Figure collection entries:
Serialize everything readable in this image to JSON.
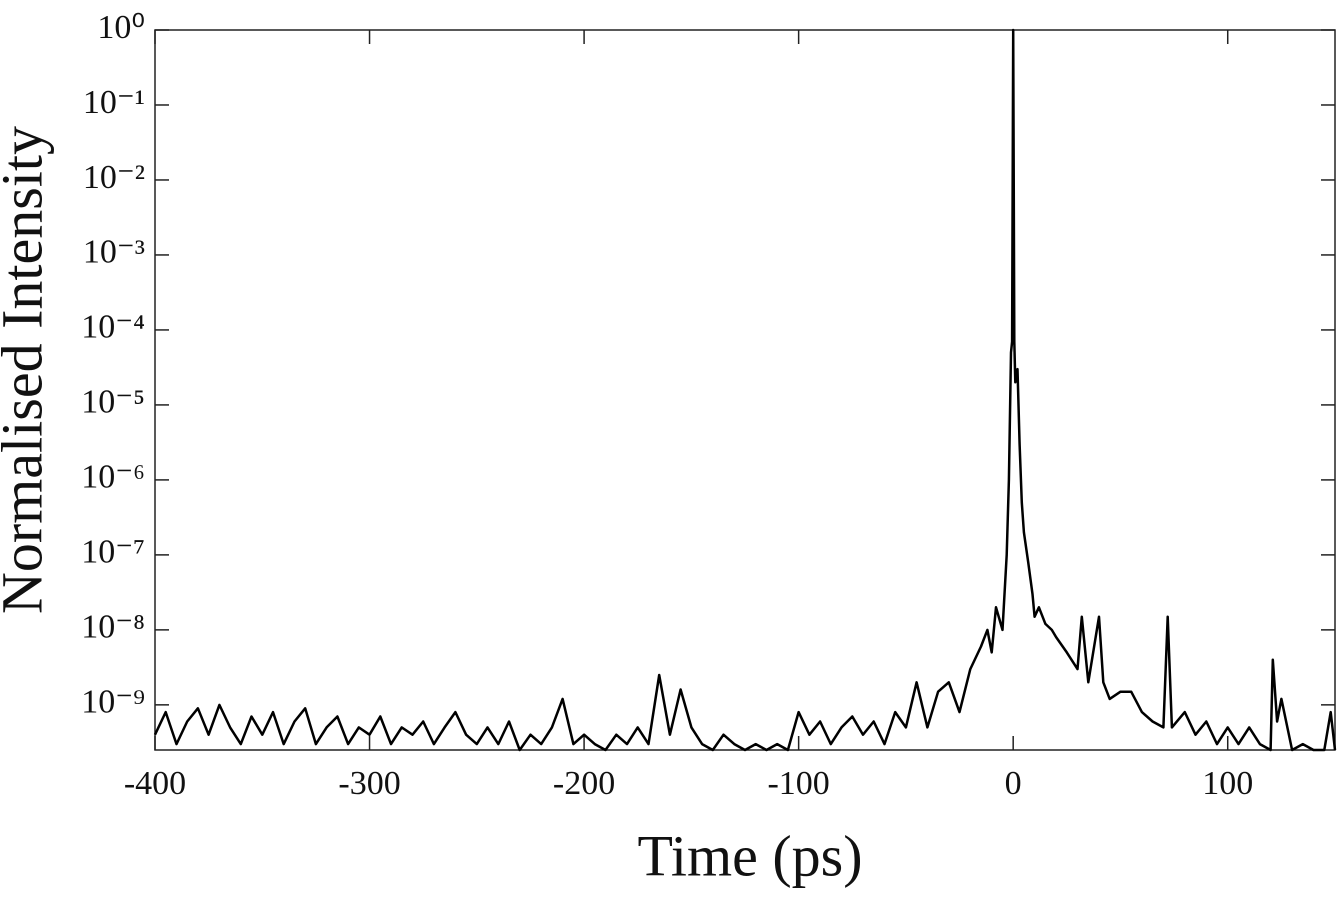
{
  "chart_data": {
    "type": "line",
    "log_y": true,
    "color": "#000000",
    "xlabel": "Time (ps)",
    "ylabel": "Normalised Intensity",
    "xlim": [
      -400,
      150
    ],
    "ylim": [
      2.5e-10,
      1
    ],
    "xticks": [
      -400,
      -300,
      -200,
      -100,
      0,
      100
    ],
    "yticks": [
      {
        "value": 1,
        "label": "10⁰"
      },
      {
        "value": 0.1,
        "label": "10⁻¹"
      },
      {
        "value": 0.01,
        "label": "10⁻²"
      },
      {
        "value": 0.001,
        "label": "10⁻³"
      },
      {
        "value": 0.0001,
        "label": "10⁻⁴"
      },
      {
        "value": 1e-05,
        "label": "10⁻⁵"
      },
      {
        "value": 1e-06,
        "label": "10⁻⁶"
      },
      {
        "value": 1e-07,
        "label": "10⁻⁷"
      },
      {
        "value": 1e-08,
        "label": "10⁻⁸"
      },
      {
        "value": 1e-09,
        "label": "10⁻⁹"
      }
    ],
    "x": [
      -400,
      -395,
      -390,
      -385,
      -380,
      -375,
      -370,
      -365,
      -360,
      -355,
      -350,
      -345,
      -340,
      -335,
      -330,
      -325,
      -320,
      -315,
      -310,
      -305,
      -300,
      -295,
      -290,
      -285,
      -280,
      -275,
      -270,
      -265,
      -260,
      -255,
      -250,
      -245,
      -240,
      -235,
      -230,
      -225,
      -220,
      -215,
      -210,
      -205,
      -200,
      -195,
      -190,
      -185,
      -180,
      -175,
      -170,
      -165,
      -160,
      -155,
      -150,
      -145,
      -140,
      -135,
      -130,
      -125,
      -120,
      -115,
      -110,
      -105,
      -100,
      -95,
      -90,
      -85,
      -80,
      -75,
      -70,
      -65,
      -60,
      -55,
      -50,
      -45,
      -40,
      -35,
      -30,
      -25,
      -20,
      -15,
      -12,
      -10,
      -8,
      -5,
      -3,
      -2,
      -1,
      -0.5,
      0,
      0.5,
      1,
      2,
      3,
      4,
      5,
      7,
      9,
      10,
      12,
      15,
      18,
      20,
      25,
      30,
      32,
      35,
      40,
      42,
      45,
      50,
      55,
      60,
      65,
      70,
      72,
      74,
      80,
      85,
      90,
      95,
      100,
      105,
      110,
      115,
      120,
      121,
      123,
      125,
      130,
      135,
      140,
      145,
      148,
      150
    ],
    "values": [
      4e-10,
      8e-10,
      3e-10,
      6e-10,
      9e-10,
      4e-10,
      1e-09,
      5e-10,
      3e-10,
      7e-10,
      4e-10,
      8e-10,
      3e-10,
      6e-10,
      9e-10,
      3e-10,
      5e-10,
      7e-10,
      3e-10,
      5e-10,
      4e-10,
      7e-10,
      3e-10,
      5e-10,
      4e-10,
      6e-10,
      3e-10,
      5e-10,
      8e-10,
      4e-10,
      3e-10,
      5e-10,
      3e-10,
      6e-10,
      2.5e-10,
      4e-10,
      3e-10,
      5e-10,
      1.2e-09,
      3e-10,
      4e-10,
      3e-10,
      2.5e-10,
      4e-10,
      3e-10,
      5e-10,
      3e-10,
      2.5e-09,
      4e-10,
      1.6e-09,
      5e-10,
      3e-10,
      2.5e-10,
      4e-10,
      3e-10,
      2.5e-10,
      3e-10,
      2.5e-10,
      3e-10,
      2.5e-10,
      8e-10,
      4e-10,
      6e-10,
      3e-10,
      5e-10,
      7e-10,
      4e-10,
      6e-10,
      3e-10,
      8e-10,
      5e-10,
      2e-09,
      5e-10,
      1.5e-09,
      2e-09,
      8e-10,
      3e-09,
      6e-09,
      1e-08,
      5e-09,
      2e-08,
      1e-08,
      1e-07,
      1e-06,
      5e-05,
      7e-05,
      1,
      7e-05,
      2e-05,
      3e-05,
      3e-06,
      5e-07,
      2e-07,
      8e-08,
      3e-08,
      1.5e-08,
      2e-08,
      1.2e-08,
      1e-08,
      8e-09,
      5e-09,
      3e-09,
      1.5e-08,
      2e-09,
      1.5e-08,
      2e-09,
      1.2e-09,
      1.5e-09,
      1.5e-09,
      8e-10,
      6e-10,
      5e-10,
      1.5e-08,
      5e-10,
      8e-10,
      4e-10,
      6e-10,
      3e-10,
      5e-10,
      3e-10,
      5e-10,
      3e-10,
      2.5e-10,
      4e-09,
      6e-10,
      1.2e-09,
      2.5e-10,
      3e-10,
      2.5e-10,
      2.5e-10,
      8e-10,
      2.5e-10
    ]
  }
}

## TO DO
In the copy, include no pictures; restate the listing above exactly.

## TASK ANSWER
Serialize everything readable in this image to JSON.
{
  "chart_data": {
    "type": "line",
    "log_y": true,
    "color": "#000000",
    "xlabel": "Time (ps)",
    "ylabel": "Normalised Intensity",
    "xlim": [
      -400,
      150
    ],
    "ylim": [
      2.5e-10,
      1
    ],
    "xticks": [
      -400,
      -300,
      -200,
      -100,
      0,
      100
    ],
    "yticks": [
      {
        "value": 1,
        "label": "10⁰"
      },
      {
        "value": 0.1,
        "label": "10⁻¹"
      },
      {
        "value": 0.01,
        "label": "10⁻²"
      },
      {
        "value": 0.001,
        "label": "10⁻³"
      },
      {
        "value": 0.0001,
        "label": "10⁻⁴"
      },
      {
        "value": 1e-05,
        "label": "10⁻⁵"
      },
      {
        "value": 1e-06,
        "label": "10⁻⁶"
      },
      {
        "value": 1e-07,
        "label": "10⁻⁷"
      },
      {
        "value": 1e-08,
        "label": "10⁻⁸"
      },
      {
        "value": 1e-09,
        "label": "10⁻⁹"
      }
    ],
    "x": [
      -400,
      -395,
      -390,
      -385,
      -380,
      -375,
      -370,
      -365,
      -360,
      -355,
      -350,
      -345,
      -340,
      -335,
      -330,
      -325,
      -320,
      -315,
      -310,
      -305,
      -300,
      -295,
      -290,
      -285,
      -280,
      -275,
      -270,
      -265,
      -260,
      -255,
      -250,
      -245,
      -240,
      -235,
      -230,
      -225,
      -220,
      -215,
      -210,
      -205,
      -200,
      -195,
      -190,
      -185,
      -180,
      -175,
      -170,
      -165,
      -160,
      -155,
      -150,
      -145,
      -140,
      -135,
      -130,
      -125,
      -120,
      -115,
      -110,
      -105,
      -100,
      -95,
      -90,
      -85,
      -80,
      -75,
      -70,
      -65,
      -60,
      -55,
      -50,
      -45,
      -40,
      -35,
      -30,
      -25,
      -20,
      -15,
      -12,
      -10,
      -8,
      -5,
      -3,
      -2,
      -1,
      -0.5,
      0,
      0.5,
      1,
      2,
      3,
      4,
      5,
      7,
      9,
      10,
      12,
      15,
      18,
      20,
      25,
      30,
      32,
      35,
      40,
      42,
      45,
      50,
      55,
      60,
      65,
      70,
      72,
      74,
      80,
      85,
      90,
      95,
      100,
      105,
      110,
      115,
      120,
      121,
      123,
      125,
      130,
      135,
      140,
      145,
      148,
      150
    ],
    "values": [
      4e-10,
      8e-10,
      3e-10,
      6e-10,
      9e-10,
      4e-10,
      1e-09,
      5e-10,
      3e-10,
      7e-10,
      4e-10,
      8e-10,
      3e-10,
      6e-10,
      9e-10,
      3e-10,
      5e-10,
      7e-10,
      3e-10,
      5e-10,
      4e-10,
      7e-10,
      3e-10,
      5e-10,
      4e-10,
      6e-10,
      3e-10,
      5e-10,
      8e-10,
      4e-10,
      3e-10,
      5e-10,
      3e-10,
      6e-10,
      2.5e-10,
      4e-10,
      3e-10,
      5e-10,
      1.2e-09,
      3e-10,
      4e-10,
      3e-10,
      2.5e-10,
      4e-10,
      3e-10,
      5e-10,
      3e-10,
      2.5e-09,
      4e-10,
      1.6e-09,
      5e-10,
      3e-10,
      2.5e-10,
      4e-10,
      3e-10,
      2.5e-10,
      3e-10,
      2.5e-10,
      3e-10,
      2.5e-10,
      8e-10,
      4e-10,
      6e-10,
      3e-10,
      5e-10,
      7e-10,
      4e-10,
      6e-10,
      3e-10,
      8e-10,
      5e-10,
      2e-09,
      5e-10,
      1.5e-09,
      2e-09,
      8e-10,
      3e-09,
      6e-09,
      1e-08,
      5e-09,
      2e-08,
      1e-08,
      1e-07,
      1e-06,
      5e-05,
      7e-05,
      1,
      7e-05,
      2e-05,
      3e-05,
      3e-06,
      5e-07,
      2e-07,
      8e-08,
      3e-08,
      1.5e-08,
      2e-08,
      1.2e-08,
      1e-08,
      8e-09,
      5e-09,
      3e-09,
      1.5e-08,
      2e-09,
      1.5e-08,
      2e-09,
      1.2e-09,
      1.5e-09,
      1.5e-09,
      8e-10,
      6e-10,
      5e-10,
      1.5e-08,
      5e-10,
      8e-10,
      4e-10,
      6e-10,
      3e-10,
      5e-10,
      3e-10,
      5e-10,
      3e-10,
      2.5e-10,
      4e-09,
      6e-10,
      1.2e-09,
      2.5e-10,
      3e-10,
      2.5e-10,
      2.5e-10,
      8e-10,
      2.5e-10
    ]
  }
}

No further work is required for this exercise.